Report only the number of lines in this material that include "burning".
======== Dataset entries
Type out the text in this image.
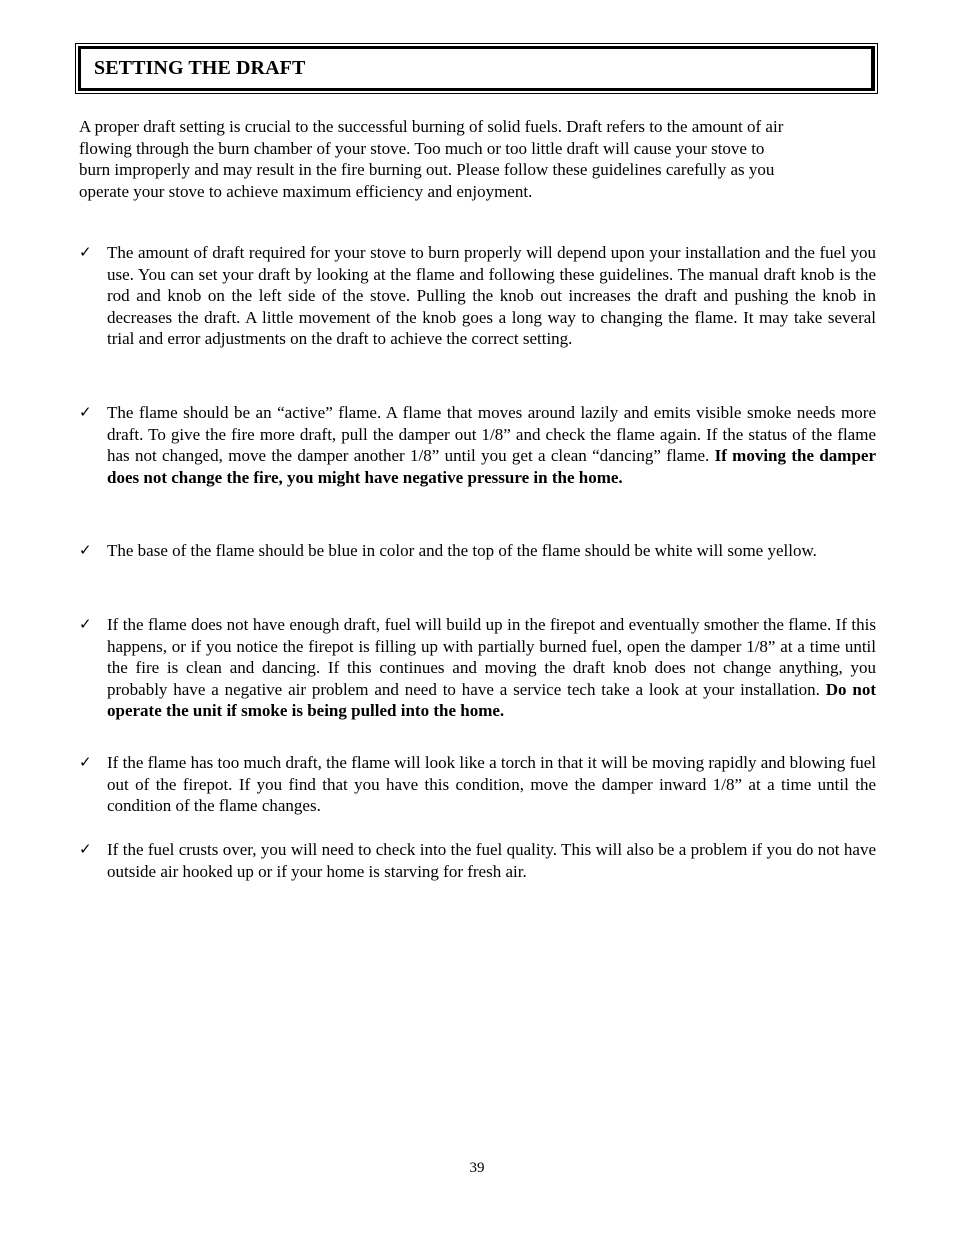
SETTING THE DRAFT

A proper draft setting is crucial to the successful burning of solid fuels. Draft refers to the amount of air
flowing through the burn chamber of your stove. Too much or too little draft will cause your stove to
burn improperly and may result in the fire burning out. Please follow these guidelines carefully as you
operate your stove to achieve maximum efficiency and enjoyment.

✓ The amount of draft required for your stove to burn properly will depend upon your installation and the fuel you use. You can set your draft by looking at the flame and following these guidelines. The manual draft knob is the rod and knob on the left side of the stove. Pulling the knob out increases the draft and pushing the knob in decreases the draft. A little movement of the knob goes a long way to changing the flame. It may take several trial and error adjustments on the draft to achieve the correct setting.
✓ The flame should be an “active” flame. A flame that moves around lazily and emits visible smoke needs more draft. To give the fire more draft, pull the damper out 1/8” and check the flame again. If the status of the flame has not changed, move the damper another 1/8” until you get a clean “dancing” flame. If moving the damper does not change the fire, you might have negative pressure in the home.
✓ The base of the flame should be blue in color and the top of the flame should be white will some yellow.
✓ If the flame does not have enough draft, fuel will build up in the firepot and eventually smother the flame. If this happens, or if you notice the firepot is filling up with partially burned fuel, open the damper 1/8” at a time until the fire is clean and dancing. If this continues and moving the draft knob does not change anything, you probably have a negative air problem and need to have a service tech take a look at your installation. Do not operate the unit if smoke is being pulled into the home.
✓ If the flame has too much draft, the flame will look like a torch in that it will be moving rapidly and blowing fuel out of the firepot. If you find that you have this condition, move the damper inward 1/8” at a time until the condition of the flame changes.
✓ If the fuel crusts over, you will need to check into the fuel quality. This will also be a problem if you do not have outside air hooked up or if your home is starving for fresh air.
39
================
## Output of the task
2